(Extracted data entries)
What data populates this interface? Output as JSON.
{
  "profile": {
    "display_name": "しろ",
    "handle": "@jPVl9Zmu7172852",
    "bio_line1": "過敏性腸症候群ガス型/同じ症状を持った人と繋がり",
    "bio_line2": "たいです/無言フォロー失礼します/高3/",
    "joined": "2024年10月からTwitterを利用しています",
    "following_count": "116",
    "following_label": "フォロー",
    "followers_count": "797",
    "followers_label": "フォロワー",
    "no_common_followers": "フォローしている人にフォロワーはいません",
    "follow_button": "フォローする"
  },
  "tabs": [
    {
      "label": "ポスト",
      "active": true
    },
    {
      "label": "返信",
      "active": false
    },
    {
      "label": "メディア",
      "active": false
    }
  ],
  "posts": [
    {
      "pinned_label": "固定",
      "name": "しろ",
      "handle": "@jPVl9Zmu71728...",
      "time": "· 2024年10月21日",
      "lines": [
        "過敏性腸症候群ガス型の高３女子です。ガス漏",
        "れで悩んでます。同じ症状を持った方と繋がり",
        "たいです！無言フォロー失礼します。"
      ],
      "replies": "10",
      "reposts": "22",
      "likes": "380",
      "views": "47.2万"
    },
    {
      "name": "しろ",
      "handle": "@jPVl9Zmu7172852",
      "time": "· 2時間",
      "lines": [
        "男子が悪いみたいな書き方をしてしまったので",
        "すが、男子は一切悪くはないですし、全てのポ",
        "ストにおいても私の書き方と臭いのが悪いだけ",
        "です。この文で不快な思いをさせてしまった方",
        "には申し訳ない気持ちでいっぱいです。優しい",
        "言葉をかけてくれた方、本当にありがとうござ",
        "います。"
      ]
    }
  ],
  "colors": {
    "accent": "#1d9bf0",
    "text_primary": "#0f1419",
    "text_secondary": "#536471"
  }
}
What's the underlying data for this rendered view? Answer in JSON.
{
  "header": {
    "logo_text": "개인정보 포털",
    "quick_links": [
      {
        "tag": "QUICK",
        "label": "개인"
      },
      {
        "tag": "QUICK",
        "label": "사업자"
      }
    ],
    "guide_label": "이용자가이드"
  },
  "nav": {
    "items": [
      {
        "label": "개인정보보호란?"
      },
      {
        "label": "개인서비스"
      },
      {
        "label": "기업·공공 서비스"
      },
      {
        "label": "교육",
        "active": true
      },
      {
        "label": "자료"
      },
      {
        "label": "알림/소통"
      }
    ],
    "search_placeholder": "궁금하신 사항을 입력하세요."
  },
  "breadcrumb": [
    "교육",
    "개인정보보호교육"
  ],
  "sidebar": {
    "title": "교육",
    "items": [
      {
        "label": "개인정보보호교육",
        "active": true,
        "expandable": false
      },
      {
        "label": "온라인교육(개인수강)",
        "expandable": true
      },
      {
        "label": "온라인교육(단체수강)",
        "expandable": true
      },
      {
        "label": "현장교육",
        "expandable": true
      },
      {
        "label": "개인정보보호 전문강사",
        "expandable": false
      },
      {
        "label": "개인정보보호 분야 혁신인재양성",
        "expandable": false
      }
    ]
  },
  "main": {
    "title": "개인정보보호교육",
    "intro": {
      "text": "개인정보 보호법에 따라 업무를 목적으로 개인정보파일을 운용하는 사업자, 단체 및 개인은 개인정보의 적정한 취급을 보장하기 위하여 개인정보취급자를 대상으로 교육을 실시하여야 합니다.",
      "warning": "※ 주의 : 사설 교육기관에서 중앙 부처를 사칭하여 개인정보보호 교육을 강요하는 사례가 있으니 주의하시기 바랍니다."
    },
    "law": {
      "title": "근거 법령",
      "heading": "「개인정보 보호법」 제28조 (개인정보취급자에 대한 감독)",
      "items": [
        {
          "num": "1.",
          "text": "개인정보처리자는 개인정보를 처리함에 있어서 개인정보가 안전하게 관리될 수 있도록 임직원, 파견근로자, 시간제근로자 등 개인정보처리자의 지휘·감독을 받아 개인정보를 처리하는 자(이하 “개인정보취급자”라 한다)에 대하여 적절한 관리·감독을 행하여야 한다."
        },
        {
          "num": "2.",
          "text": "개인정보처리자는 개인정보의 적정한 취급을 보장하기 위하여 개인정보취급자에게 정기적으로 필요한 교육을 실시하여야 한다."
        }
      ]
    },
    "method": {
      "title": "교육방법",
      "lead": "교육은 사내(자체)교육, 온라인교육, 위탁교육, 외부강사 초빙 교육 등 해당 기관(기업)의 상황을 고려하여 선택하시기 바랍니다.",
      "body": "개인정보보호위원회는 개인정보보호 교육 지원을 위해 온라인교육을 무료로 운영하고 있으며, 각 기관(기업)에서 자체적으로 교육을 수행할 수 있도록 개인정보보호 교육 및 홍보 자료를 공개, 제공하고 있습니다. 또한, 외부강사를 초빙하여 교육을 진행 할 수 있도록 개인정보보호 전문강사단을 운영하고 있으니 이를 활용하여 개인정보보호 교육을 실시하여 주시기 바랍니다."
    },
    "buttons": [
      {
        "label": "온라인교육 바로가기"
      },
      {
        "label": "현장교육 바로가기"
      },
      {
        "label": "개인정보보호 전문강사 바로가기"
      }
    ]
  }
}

_PROBLEM_. Reproduce each entry from the records above, character for character.

_WRITTEN RESPONSE_.
What data populates this interface? Output as JSON.
{
  "profile": {
    "display_name": "しろ",
    "handle": "@jPVl9Zmu7172852",
    "bio_line1": "過敏性腸症候群ガス型/同じ症状を持った人と繋がり",
    "bio_line2": "たいです/無言フォロー失礼します/高3/",
    "joined": "2024年10月からTwitterを利用しています",
    "following_count": "116",
    "following_label": "フォロー",
    "followers_count": "797",
    "followers_label": "フォロワー",
    "no_common_followers": "フォローしている人にフォロワーはいません",
    "follow_button": "フォローする"
  },
  "tabs": [
    {
      "label": "ポスト",
      "active": true
    },
    {
      "label": "返信",
      "active": false
    },
    {
      "label": "メディア",
      "active": false
    }
  ],
  "posts": [
    {
      "pinned_label": "固定",
      "name": "しろ",
      "handle": "@jPVl9Zmu71728...",
      "time": "· 2024年10月21日",
      "lines": [
        "過敏性腸症候群ガス型の高３女子です。ガス漏",
        "れで悩んでます。同じ症状を持った方と繋がり",
        "たいです！無言フォロー失礼します。"
      ],
      "replies": "10",
      "reposts": "22",
      "likes": "380",
      "views": "47.2万"
    },
    {
      "name": "しろ",
      "handle": "@jPVl9Zmu7172852",
      "time": "· 2時間",
      "lines": [
        "男子が悪いみたいな書き方をしてしまったので",
        "すが、男子は一切悪くはないですし、全てのポ",
        "ストにおいても私の書き方と臭いのが悪いだけ",
        "です。この文で不快な思いをさせてしまった方",
        "には申し訳ない気持ちでいっぱいです。優しい",
        "言葉をかけてくれた方、本当にありがとうござ",
        "います。"
      ]
    }
  ],
  "colors": {
    "accent": "#1d9bf0",
    "text_primary": "#0f1419",
    "text_secondary": "#536471"
  }
}
What's the underlying data for this rendered view? Answer in JSON.
{
  "header": {
    "logo_text": "개인정보 포털",
    "quick_links": [
      {
        "tag": "QUICK",
        "label": "개인"
      },
      {
        "tag": "QUICK",
        "label": "사업자"
      }
    ],
    "guide_label": "이용자가이드"
  },
  "nav": {
    "items": [
      {
        "label": "개인정보보호란?"
      },
      {
        "label": "개인서비스"
      },
      {
        "label": "기업·공공 서비스"
      },
      {
        "label": "교육",
        "active": true
      },
      {
        "label": "자료"
      },
      {
        "label": "알림/소통"
      }
    ],
    "search_placeholder": "궁금하신 사항을 입력하세요."
  },
  "breadcrumb": [
    "교육",
    "개인정보보호교육"
  ],
  "sidebar": {
    "title": "교육",
    "items": [
      {
        "label": "개인정보보호교육",
        "active": true,
        "expandable": false
      },
      {
        "label": "온라인교육(개인수강)",
        "expandable": true
      },
      {
        "label": "온라인교육(단체수강)",
        "expandable": true
      },
      {
        "label": "현장교육",
        "expandable": true
      },
      {
        "label": "개인정보보호 전문강사",
        "expandable": false
      },
      {
        "label": "개인정보보호 분야 혁신인재양성",
        "expandable": false
      }
    ]
  },
  "main": {
    "title": "개인정보보호교육",
    "intro": {
      "text": "개인정보 보호법에 따라 업무를 목적으로 개인정보파일을 운용하는 사업자, 단체 및 개인은 개인정보의 적정한 취급을 보장하기 위하여 개인정보취급자를 대상으로 교육을 실시하여야 합니다.",
      "warning": "※ 주의 : 사설 교육기관에서 중앙 부처를 사칭하여 개인정보보호 교육을 강요하는 사례가 있으니 주의하시기 바랍니다."
    },
    "law": {
      "title": "근거 법령",
      "heading": "「개인정보 보호법」 제28조 (개인정보취급자에 대한 감독)",
      "items": [
        {
          "num": "1.",
          "text": "개인정보처리자는 개인정보를 처리함에 있어서 개인정보가 안전하게 관리될 수 있도록 임직원, 파견근로자, 시간제근로자 등 개인정보처리자의 지휘·감독을 받아 개인정보를 처리하는 자(이하 “개인정보취급자”라 한다)에 대하여 적절한 관리·감독을 행하여야 한다."
        },
        {
          "num": "2.",
          "text": "개인정보처리자는 개인정보의 적정한 취급을 보장하기 위하여 개인정보취급자에게 정기적으로 필요한 교육을 실시하여야 한다."
        }
      ]
    },
    "method": {
      "title": "교육방법",
      "lead": "교육은 사내(자체)교육, 온라인교육, 위탁교육, 외부강사 초빙 교육 등 해당 기관(기업)의 상황을 고려하여 선택하시기 바랍니다.",
      "body": "개인정보보호위원회는 개인정보보호 교육 지원을 위해 온라인교육을 무료로 운영하고 있으며, 각 기관(기업)에서 자체적으로 교육을 수행할 수 있도록 개인정보보호 교육 및 홍보 자료를 공개, 제공하고 있습니다. 또한, 외부강사를 초빙하여 교육을 진행 할 수 있도록 개인정보보호 전문강사단을 운영하고 있으니 이를 활용하여 개인정보보호 교육을 실시하여 주시기 바랍니다."
    },
    "buttons": [
      {
        "label": "온라인교육 바로가기"
      },
      {
        "label": "현장교육 바로가기"
      },
      {
        "label": "개인정보보호 전문강사 바로가기"
      }
    ]
  }
}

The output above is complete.